Data entries for graphics
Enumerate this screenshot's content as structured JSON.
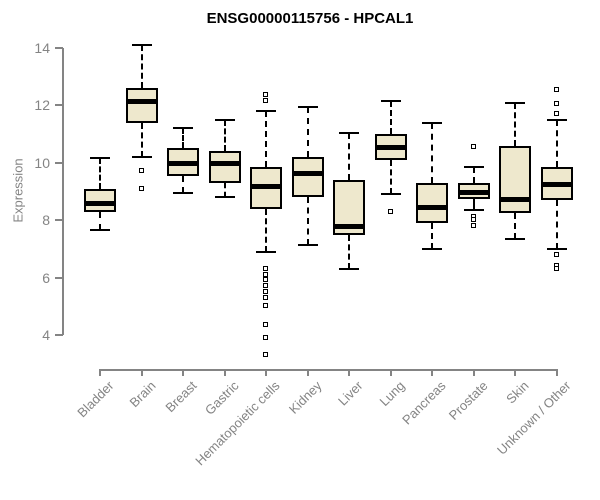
{
  "chart_data": {
    "type": "boxplot",
    "title": "ENSG00000115756 - HPCAL1",
    "xlabel": "",
    "ylabel": "Expression",
    "ylim": [
      4,
      14
    ],
    "yticks": [
      4,
      6,
      8,
      10,
      12,
      14
    ],
    "grid": false,
    "legend": "none",
    "categories": [
      "Bladder",
      "Brain",
      "Breast",
      "Gastric",
      "Hematopoietic cells",
      "Kidney",
      "Liver",
      "Lung",
      "Pancreas",
      "Prostate",
      "Skin",
      "Unknown / Other"
    ],
    "series": [
      {
        "name": "Bladder",
        "whisker_low": 7.65,
        "q1": 8.3,
        "median": 8.6,
        "q3": 9.1,
        "whisker_high": 10.15,
        "outliers": []
      },
      {
        "name": "Brain",
        "whisker_low": 10.2,
        "q1": 11.4,
        "median": 12.15,
        "q3": 12.6,
        "whisker_high": 14.1,
        "outliers": [
          9.7,
          9.1
        ]
      },
      {
        "name": "Breast",
        "whisker_low": 8.95,
        "q1": 9.55,
        "median": 10.0,
        "q3": 10.5,
        "whisker_high": 11.2,
        "outliers": []
      },
      {
        "name": "Gastric",
        "whisker_low": 8.8,
        "q1": 9.3,
        "median": 10.0,
        "q3": 10.4,
        "whisker_high": 11.5,
        "outliers": []
      },
      {
        "name": "Hematopoietic cells",
        "whisker_low": 6.9,
        "q1": 8.4,
        "median": 9.2,
        "q3": 9.85,
        "whisker_high": 11.8,
        "outliers": [
          12.35,
          12.15,
          6.3,
          6.1,
          5.9,
          5.7,
          5.5,
          5.3,
          5.0,
          4.35,
          3.9,
          3.3
        ]
      },
      {
        "name": "Kidney",
        "whisker_low": 7.15,
        "q1": 8.8,
        "median": 9.65,
        "q3": 10.2,
        "whisker_high": 11.95,
        "outliers": []
      },
      {
        "name": "Liver",
        "whisker_low": 6.3,
        "q1": 7.5,
        "median": 7.8,
        "q3": 9.4,
        "whisker_high": 11.05,
        "outliers": []
      },
      {
        "name": "Lung",
        "whisker_low": 8.9,
        "q1": 10.1,
        "median": 10.55,
        "q3": 11.0,
        "whisker_high": 12.15,
        "outliers": [
          8.3
        ]
      },
      {
        "name": "Pancreas",
        "whisker_low": 7.0,
        "q1": 7.9,
        "median": 8.45,
        "q3": 9.3,
        "whisker_high": 11.4,
        "outliers": []
      },
      {
        "name": "Prostate",
        "whisker_low": 8.35,
        "q1": 8.75,
        "median": 9.0,
        "q3": 9.3,
        "whisker_high": 9.85,
        "outliers": [
          10.55,
          8.1,
          8.0,
          7.8
        ]
      },
      {
        "name": "Skin",
        "whisker_low": 7.35,
        "q1": 8.25,
        "median": 8.75,
        "q3": 10.6,
        "whisker_high": 12.1,
        "outliers": []
      },
      {
        "name": "Unknown / Other",
        "whisker_low": 7.0,
        "q1": 8.7,
        "median": 9.25,
        "q3": 9.85,
        "whisker_high": 11.5,
        "outliers": [
          12.55,
          12.05,
          11.7,
          6.8,
          6.4,
          6.3
        ]
      }
    ],
    "colors": {
      "box_fill": "#EEE8CD",
      "box_border": "#000000",
      "median": "#000000",
      "whisker": "#000000",
      "outlier_border": "#000000",
      "axis": "#848484",
      "tick_text": "#848484",
      "title_text": "#000000",
      "background": "#FFFFFF"
    }
  }
}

- Problem requirements
Leave out the pictures and print each record exactly as it stands.

- Answer to the exercise
Enumerate this screenshot's content as structured JSON.
{
  "chart_data": {
    "type": "boxplot",
    "title": "ENSG00000115756 - HPCAL1",
    "xlabel": "",
    "ylabel": "Expression",
    "ylim": [
      4,
      14
    ],
    "yticks": [
      4,
      6,
      8,
      10,
      12,
      14
    ],
    "grid": false,
    "legend": "none",
    "categories": [
      "Bladder",
      "Brain",
      "Breast",
      "Gastric",
      "Hematopoietic cells",
      "Kidney",
      "Liver",
      "Lung",
      "Pancreas",
      "Prostate",
      "Skin",
      "Unknown / Other"
    ],
    "series": [
      {
        "name": "Bladder",
        "whisker_low": 7.65,
        "q1": 8.3,
        "median": 8.6,
        "q3": 9.1,
        "whisker_high": 10.15,
        "outliers": []
      },
      {
        "name": "Brain",
        "whisker_low": 10.2,
        "q1": 11.4,
        "median": 12.15,
        "q3": 12.6,
        "whisker_high": 14.1,
        "outliers": [
          9.7,
          9.1
        ]
      },
      {
        "name": "Breast",
        "whisker_low": 8.95,
        "q1": 9.55,
        "median": 10.0,
        "q3": 10.5,
        "whisker_high": 11.2,
        "outliers": []
      },
      {
        "name": "Gastric",
        "whisker_low": 8.8,
        "q1": 9.3,
        "median": 10.0,
        "q3": 10.4,
        "whisker_high": 11.5,
        "outliers": []
      },
      {
        "name": "Hematopoietic cells",
        "whisker_low": 6.9,
        "q1": 8.4,
        "median": 9.2,
        "q3": 9.85,
        "whisker_high": 11.8,
        "outliers": [
          12.35,
          12.15,
          6.3,
          6.1,
          5.9,
          5.7,
          5.5,
          5.3,
          5.0,
          4.35,
          3.9,
          3.3
        ]
      },
      {
        "name": "Kidney",
        "whisker_low": 7.15,
        "q1": 8.8,
        "median": 9.65,
        "q3": 10.2,
        "whisker_high": 11.95,
        "outliers": []
      },
      {
        "name": "Liver",
        "whisker_low": 6.3,
        "q1": 7.5,
        "median": 7.8,
        "q3": 9.4,
        "whisker_high": 11.05,
        "outliers": []
      },
      {
        "name": "Lung",
        "whisker_low": 8.9,
        "q1": 10.1,
        "median": 10.55,
        "q3": 11.0,
        "whisker_high": 12.15,
        "outliers": [
          8.3
        ]
      },
      {
        "name": "Pancreas",
        "whisker_low": 7.0,
        "q1": 7.9,
        "median": 8.45,
        "q3": 9.3,
        "whisker_high": 11.4,
        "outliers": []
      },
      {
        "name": "Prostate",
        "whisker_low": 8.35,
        "q1": 8.75,
        "median": 9.0,
        "q3": 9.3,
        "whisker_high": 9.85,
        "outliers": [
          10.55,
          8.1,
          8.0,
          7.8
        ]
      },
      {
        "name": "Skin",
        "whisker_low": 7.35,
        "q1": 8.25,
        "median": 8.75,
        "q3": 10.6,
        "whisker_high": 12.1,
        "outliers": []
      },
      {
        "name": "Unknown / Other",
        "whisker_low": 7.0,
        "q1": 8.7,
        "median": 9.25,
        "q3": 9.85,
        "whisker_high": 11.5,
        "outliers": [
          12.55,
          12.05,
          11.7,
          6.8,
          6.4,
          6.3
        ]
      }
    ],
    "colors": {
      "box_fill": "#EEE8CD",
      "box_border": "#000000",
      "median": "#000000",
      "whisker": "#000000",
      "outlier_border": "#000000",
      "axis": "#848484",
      "tick_text": "#848484",
      "title_text": "#000000",
      "background": "#FFFFFF"
    }
  }
}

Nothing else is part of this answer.